• **Exercise inputs**
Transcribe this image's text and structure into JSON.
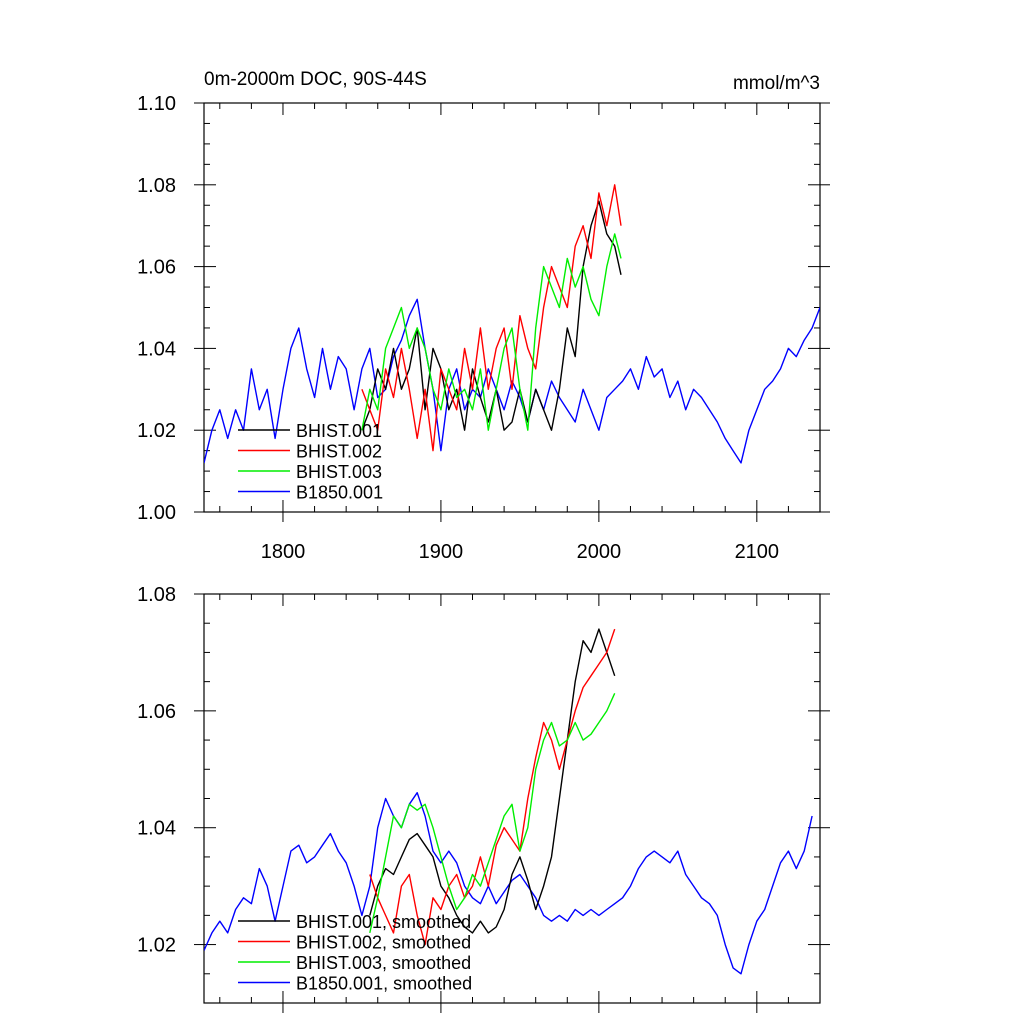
{
  "chart_data": [
    {
      "type": "line",
      "title": "0m-2000m DOC, 90S-44S",
      "units": "mmol/m^3",
      "xlabel": "",
      "ylabel": "",
      "xlim": [
        1750,
        2140
      ],
      "ylim": [
        1.0,
        1.1
      ],
      "xticks": [
        {
          "value": 1800,
          "label": "1800"
        },
        {
          "value": 1900,
          "label": "1900"
        },
        {
          "value": 2000,
          "label": "2000"
        },
        {
          "value": 2100,
          "label": "2100"
        }
      ],
      "yticks": [
        {
          "value": 1.0,
          "label": "1.00"
        },
        {
          "value": 1.02,
          "label": "1.02"
        },
        {
          "value": 1.04,
          "label": "1.04"
        },
        {
          "value": 1.06,
          "label": "1.06"
        },
        {
          "value": 1.08,
          "label": "1.08"
        },
        {
          "value": 1.1,
          "label": "1.10"
        }
      ],
      "grid": false,
      "legend_position": "bottom-left",
      "series": [
        {
          "name": "BHIST.001",
          "color": "#000000",
          "x": [
            1850,
            1855,
            1860,
            1865,
            1870,
            1875,
            1880,
            1885,
            1890,
            1895,
            1900,
            1905,
            1910,
            1915,
            1920,
            1925,
            1930,
            1935,
            1940,
            1945,
            1950,
            1955,
            1960,
            1965,
            1970,
            1975,
            1980,
            1985,
            1990,
            1995,
            2000,
            2005,
            2010,
            2014
          ],
          "y": [
            1.02,
            1.025,
            1.035,
            1.03,
            1.04,
            1.03,
            1.035,
            1.045,
            1.025,
            1.04,
            1.035,
            1.025,
            1.03,
            1.02,
            1.035,
            1.028,
            1.022,
            1.03,
            1.02,
            1.022,
            1.03,
            1.022,
            1.03,
            1.025,
            1.02,
            1.03,
            1.045,
            1.038,
            1.06,
            1.07,
            1.076,
            1.068,
            1.065,
            1.058
          ]
        },
        {
          "name": "BHIST.002",
          "color": "#ff0000",
          "x": [
            1850,
            1855,
            1860,
            1865,
            1870,
            1875,
            1880,
            1885,
            1890,
            1895,
            1900,
            1905,
            1910,
            1915,
            1920,
            1925,
            1930,
            1935,
            1940,
            1945,
            1950,
            1955,
            1960,
            1965,
            1970,
            1975,
            1980,
            1985,
            1990,
            1995,
            2000,
            2005,
            2010,
            2014
          ],
          "y": [
            1.03,
            1.025,
            1.02,
            1.035,
            1.028,
            1.04,
            1.03,
            1.018,
            1.03,
            1.015,
            1.035,
            1.03,
            1.025,
            1.04,
            1.03,
            1.045,
            1.03,
            1.04,
            1.045,
            1.03,
            1.048,
            1.04,
            1.035,
            1.05,
            1.06,
            1.055,
            1.05,
            1.065,
            1.07,
            1.062,
            1.078,
            1.07,
            1.08,
            1.07
          ]
        },
        {
          "name": "BHIST.003",
          "color": "#00ee00",
          "x": [
            1850,
            1855,
            1860,
            1865,
            1870,
            1875,
            1880,
            1885,
            1890,
            1895,
            1900,
            1905,
            1910,
            1915,
            1920,
            1925,
            1930,
            1935,
            1940,
            1945,
            1950,
            1955,
            1960,
            1965,
            1970,
            1975,
            1980,
            1985,
            1990,
            1995,
            2000,
            2005,
            2010,
            2014
          ],
          "y": [
            1.02,
            1.03,
            1.025,
            1.04,
            1.045,
            1.05,
            1.04,
            1.045,
            1.04,
            1.03,
            1.025,
            1.035,
            1.028,
            1.03,
            1.025,
            1.035,
            1.02,
            1.03,
            1.04,
            1.045,
            1.03,
            1.02,
            1.045,
            1.06,
            1.055,
            1.05,
            1.062,
            1.055,
            1.06,
            1.052,
            1.048,
            1.06,
            1.068,
            1.062
          ]
        },
        {
          "name": "B1850.001",
          "color": "#0000ff",
          "x": [
            1750,
            1755,
            1760,
            1765,
            1770,
            1775,
            1780,
            1785,
            1790,
            1795,
            1800,
            1805,
            1810,
            1815,
            1820,
            1825,
            1830,
            1835,
            1840,
            1845,
            1850,
            1855,
            1860,
            1865,
            1870,
            1875,
            1880,
            1885,
            1890,
            1895,
            1900,
            1905,
            1910,
            1915,
            1920,
            1925,
            1930,
            1935,
            1940,
            1945,
            1950,
            1955,
            1960,
            1965,
            1970,
            1975,
            1980,
            1985,
            1990,
            1995,
            2000,
            2005,
            2010,
            2015,
            2020,
            2025,
            2030,
            2035,
            2040,
            2045,
            2050,
            2055,
            2060,
            2065,
            2070,
            2075,
            2080,
            2085,
            2090,
            2095,
            2100,
            2105,
            2110,
            2115,
            2120,
            2125,
            2130,
            2135,
            2140
          ],
          "y": [
            1.012,
            1.02,
            1.025,
            1.018,
            1.025,
            1.02,
            1.035,
            1.025,
            1.03,
            1.018,
            1.03,
            1.04,
            1.045,
            1.035,
            1.028,
            1.04,
            1.03,
            1.038,
            1.035,
            1.025,
            1.035,
            1.04,
            1.028,
            1.03,
            1.038,
            1.042,
            1.048,
            1.052,
            1.04,
            1.03,
            1.015,
            1.03,
            1.035,
            1.025,
            1.03,
            1.028,
            1.035,
            1.03,
            1.025,
            1.032,
            1.028,
            1.022,
            1.03,
            1.025,
            1.032,
            1.028,
            1.025,
            1.022,
            1.03,
            1.025,
            1.02,
            1.028,
            1.03,
            1.032,
            1.035,
            1.03,
            1.038,
            1.033,
            1.035,
            1.028,
            1.032,
            1.025,
            1.03,
            1.028,
            1.025,
            1.022,
            1.018,
            1.015,
            1.012,
            1.02,
            1.025,
            1.03,
            1.032,
            1.035,
            1.04,
            1.038,
            1.042,
            1.045,
            1.05
          ]
        }
      ]
    },
    {
      "type": "line",
      "title": "",
      "xlabel": "",
      "ylabel": "",
      "xlim": [
        1750,
        2140
      ],
      "ylim": [
        1.01,
        1.08
      ],
      "xticks": [
        {
          "value": 1800,
          "label": ""
        },
        {
          "value": 1900,
          "label": ""
        },
        {
          "value": 2000,
          "label": ""
        },
        {
          "value": 2100,
          "label": ""
        }
      ],
      "yticks": [
        {
          "value": 1.02,
          "label": "1.02"
        },
        {
          "value": 1.04,
          "label": "1.04"
        },
        {
          "value": 1.06,
          "label": "1.06"
        },
        {
          "value": 1.08,
          "label": "1.08"
        }
      ],
      "grid": false,
      "legend_position": "bottom-left",
      "series": [
        {
          "name": "BHIST.001, smoothed",
          "color": "#000000",
          "x": [
            1855,
            1860,
            1865,
            1870,
            1875,
            1880,
            1885,
            1890,
            1895,
            1900,
            1905,
            1910,
            1915,
            1920,
            1925,
            1930,
            1935,
            1940,
            1945,
            1950,
            1955,
            1960,
            1965,
            1970,
            1975,
            1980,
            1985,
            1990,
            1995,
            2000,
            2005,
            2010
          ],
          "y": [
            1.025,
            1.03,
            1.033,
            1.032,
            1.035,
            1.038,
            1.039,
            1.037,
            1.035,
            1.03,
            1.028,
            1.025,
            1.023,
            1.022,
            1.024,
            1.022,
            1.023,
            1.026,
            1.032,
            1.035,
            1.031,
            1.026,
            1.03,
            1.035,
            1.045,
            1.055,
            1.065,
            1.072,
            1.07,
            1.074,
            1.07,
            1.066
          ]
        },
        {
          "name": "BHIST.002, smoothed",
          "color": "#ff0000",
          "x": [
            1855,
            1860,
            1865,
            1870,
            1875,
            1880,
            1885,
            1890,
            1895,
            1900,
            1905,
            1910,
            1915,
            1920,
            1925,
            1930,
            1935,
            1940,
            1945,
            1950,
            1955,
            1960,
            1965,
            1970,
            1975,
            1980,
            1985,
            1990,
            1995,
            2000,
            2005,
            2010
          ],
          "y": [
            1.032,
            1.028,
            1.025,
            1.022,
            1.03,
            1.032,
            1.025,
            1.02,
            1.028,
            1.026,
            1.03,
            1.032,
            1.028,
            1.03,
            1.035,
            1.03,
            1.037,
            1.04,
            1.038,
            1.036,
            1.045,
            1.052,
            1.058,
            1.055,
            1.05,
            1.055,
            1.06,
            1.064,
            1.066,
            1.068,
            1.07,
            1.074
          ]
        },
        {
          "name": "BHIST.003, smoothed",
          "color": "#00ee00",
          "x": [
            1855,
            1860,
            1865,
            1870,
            1875,
            1880,
            1885,
            1890,
            1895,
            1900,
            1905,
            1910,
            1915,
            1920,
            1925,
            1930,
            1935,
            1940,
            1945,
            1950,
            1955,
            1960,
            1965,
            1970,
            1975,
            1980,
            1985,
            1990,
            1995,
            2000,
            2005,
            2010
          ],
          "y": [
            1.022,
            1.028,
            1.035,
            1.042,
            1.04,
            1.044,
            1.043,
            1.044,
            1.04,
            1.035,
            1.03,
            1.026,
            1.028,
            1.032,
            1.03,
            1.034,
            1.038,
            1.042,
            1.044,
            1.036,
            1.04,
            1.05,
            1.055,
            1.058,
            1.054,
            1.055,
            1.058,
            1.055,
            1.056,
            1.058,
            1.06,
            1.063
          ]
        },
        {
          "name": "B1850.001, smoothed",
          "color": "#0000ff",
          "x": [
            1750,
            1755,
            1760,
            1765,
            1770,
            1775,
            1780,
            1785,
            1790,
            1795,
            1800,
            1805,
            1810,
            1815,
            1820,
            1825,
            1830,
            1835,
            1840,
            1845,
            1850,
            1855,
            1860,
            1865,
            1870,
            1875,
            1880,
            1885,
            1890,
            1895,
            1900,
            1905,
            1910,
            1915,
            1920,
            1925,
            1930,
            1935,
            1940,
            1945,
            1950,
            1955,
            1960,
            1965,
            1970,
            1975,
            1980,
            1985,
            1990,
            1995,
            2000,
            2005,
            2010,
            2015,
            2020,
            2025,
            2030,
            2035,
            2040,
            2045,
            2050,
            2055,
            2060,
            2065,
            2070,
            2075,
            2080,
            2085,
            2090,
            2095,
            2100,
            2105,
            2110,
            2115,
            2120,
            2125,
            2130,
            2135
          ],
          "y": [
            1.019,
            1.022,
            1.024,
            1.022,
            1.026,
            1.028,
            1.027,
            1.033,
            1.03,
            1.024,
            1.03,
            1.036,
            1.037,
            1.034,
            1.035,
            1.037,
            1.039,
            1.036,
            1.034,
            1.03,
            1.025,
            1.03,
            1.04,
            1.045,
            1.042,
            1.04,
            1.044,
            1.046,
            1.042,
            1.036,
            1.034,
            1.036,
            1.034,
            1.03,
            1.028,
            1.027,
            1.03,
            1.027,
            1.029,
            1.031,
            1.032,
            1.03,
            1.028,
            1.025,
            1.024,
            1.025,
            1.024,
            1.026,
            1.025,
            1.026,
            1.025,
            1.026,
            1.027,
            1.028,
            1.03,
            1.033,
            1.035,
            1.036,
            1.035,
            1.034,
            1.036,
            1.032,
            1.03,
            1.028,
            1.027,
            1.025,
            1.02,
            1.016,
            1.015,
            1.02,
            1.024,
            1.026,
            1.03,
            1.034,
            1.036,
            1.033,
            1.036,
            1.042
          ]
        }
      ]
    }
  ]
}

• **Task details**
Go through the data and gather every line that holds "name".

• **Full solution**
          "name": "BHIST.001",
          "name": "BHIST.002",
          "name": "BHIST.003",
          "name": "B1850.001",
          "name": "BHIST.001, smoothed",
          "name": "BHIST.002, smoothed",
          "name": "BHIST.003, smoothed",
          "name": "B1850.001, smoothed",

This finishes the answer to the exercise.